● Task description
Exact repetition is required: output every record in full.

>> START Task inputs

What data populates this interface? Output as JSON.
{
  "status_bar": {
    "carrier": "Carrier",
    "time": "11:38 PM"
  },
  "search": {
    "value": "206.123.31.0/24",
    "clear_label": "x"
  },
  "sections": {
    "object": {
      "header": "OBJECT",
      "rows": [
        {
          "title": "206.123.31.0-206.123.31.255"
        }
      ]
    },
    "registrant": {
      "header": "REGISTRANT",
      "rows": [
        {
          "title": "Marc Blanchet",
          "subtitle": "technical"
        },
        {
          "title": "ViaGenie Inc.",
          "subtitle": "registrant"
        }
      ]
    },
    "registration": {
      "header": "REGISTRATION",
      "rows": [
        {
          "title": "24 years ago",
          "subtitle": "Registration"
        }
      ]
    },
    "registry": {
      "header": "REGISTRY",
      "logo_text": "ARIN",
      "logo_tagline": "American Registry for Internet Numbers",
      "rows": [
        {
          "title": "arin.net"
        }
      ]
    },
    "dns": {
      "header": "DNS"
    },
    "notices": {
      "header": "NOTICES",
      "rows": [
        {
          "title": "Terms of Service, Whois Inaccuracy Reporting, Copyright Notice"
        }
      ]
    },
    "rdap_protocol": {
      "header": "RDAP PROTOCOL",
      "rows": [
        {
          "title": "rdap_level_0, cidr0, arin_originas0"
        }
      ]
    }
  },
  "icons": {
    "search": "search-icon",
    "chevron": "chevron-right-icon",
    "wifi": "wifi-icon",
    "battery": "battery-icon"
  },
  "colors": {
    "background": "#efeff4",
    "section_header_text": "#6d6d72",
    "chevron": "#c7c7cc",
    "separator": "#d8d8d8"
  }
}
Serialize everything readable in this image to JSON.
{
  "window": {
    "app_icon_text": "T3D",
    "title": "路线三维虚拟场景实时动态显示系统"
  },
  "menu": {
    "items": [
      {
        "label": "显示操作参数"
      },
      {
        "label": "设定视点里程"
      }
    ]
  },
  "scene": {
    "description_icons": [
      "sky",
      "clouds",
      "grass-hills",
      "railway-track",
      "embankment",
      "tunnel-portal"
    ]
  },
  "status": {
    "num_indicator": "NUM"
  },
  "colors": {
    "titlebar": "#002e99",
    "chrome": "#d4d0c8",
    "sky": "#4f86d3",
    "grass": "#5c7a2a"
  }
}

>> END Task inputs

● Correct answer
What data populates this interface? Output as JSON.
{
  "status_bar": {
    "carrier": "Carrier",
    "time": "11:38 PM"
  },
  "search": {
    "value": "206.123.31.0/24",
    "clear_label": "x"
  },
  "sections": {
    "object": {
      "header": "OBJECT",
      "rows": [
        {
          "title": "206.123.31.0-206.123.31.255"
        }
      ]
    },
    "registrant": {
      "header": "REGISTRANT",
      "rows": [
        {
          "title": "Marc Blanchet",
          "subtitle": "technical"
        },
        {
          "title": "ViaGenie Inc.",
          "subtitle": "registrant"
        }
      ]
    },
    "registration": {
      "header": "REGISTRATION",
      "rows": [
        {
          "title": "24 years ago",
          "subtitle": "Registration"
        }
      ]
    },
    "registry": {
      "header": "REGISTRY",
      "logo_text": "ARIN",
      "logo_tagline": "American Registry for Internet Numbers",
      "rows": [
        {
          "title": "arin.net"
        }
      ]
    },
    "dns": {
      "header": "DNS"
    },
    "notices": {
      "header": "NOTICES",
      "rows": [
        {
          "title": "Terms of Service, Whois Inaccuracy Reporting, Copyright Notice"
        }
      ]
    },
    "rdap_protocol": {
      "header": "RDAP PROTOCOL",
      "rows": [
        {
          "title": "rdap_level_0, cidr0, arin_originas0"
        }
      ]
    }
  },
  "icons": {
    "search": "search-icon",
    "chevron": "chevron-right-icon",
    "wifi": "wifi-icon",
    "battery": "battery-icon"
  },
  "colors": {
    "background": "#efeff4",
    "section_header_text": "#6d6d72",
    "chevron": "#c7c7cc",
    "separator": "#d8d8d8"
  }
}
Serialize everything readable in this image to JSON.
{
  "window": {
    "app_icon_text": "T3D",
    "title": "路线三维虚拟场景实时动态显示系统"
  },
  "menu": {
    "items": [
      {
        "label": "显示操作参数"
      },
      {
        "label": "设定视点里程"
      }
    ]
  },
  "scene": {
    "description_icons": [
      "sky",
      "clouds",
      "grass-hills",
      "railway-track",
      "embankment",
      "tunnel-portal"
    ]
  },
  "status": {
    "num_indicator": "NUM"
  },
  "colors": {
    "titlebar": "#002e99",
    "chrome": "#d4d0c8",
    "sky": "#4f86d3",
    "grass": "#5c7a2a"
  }
}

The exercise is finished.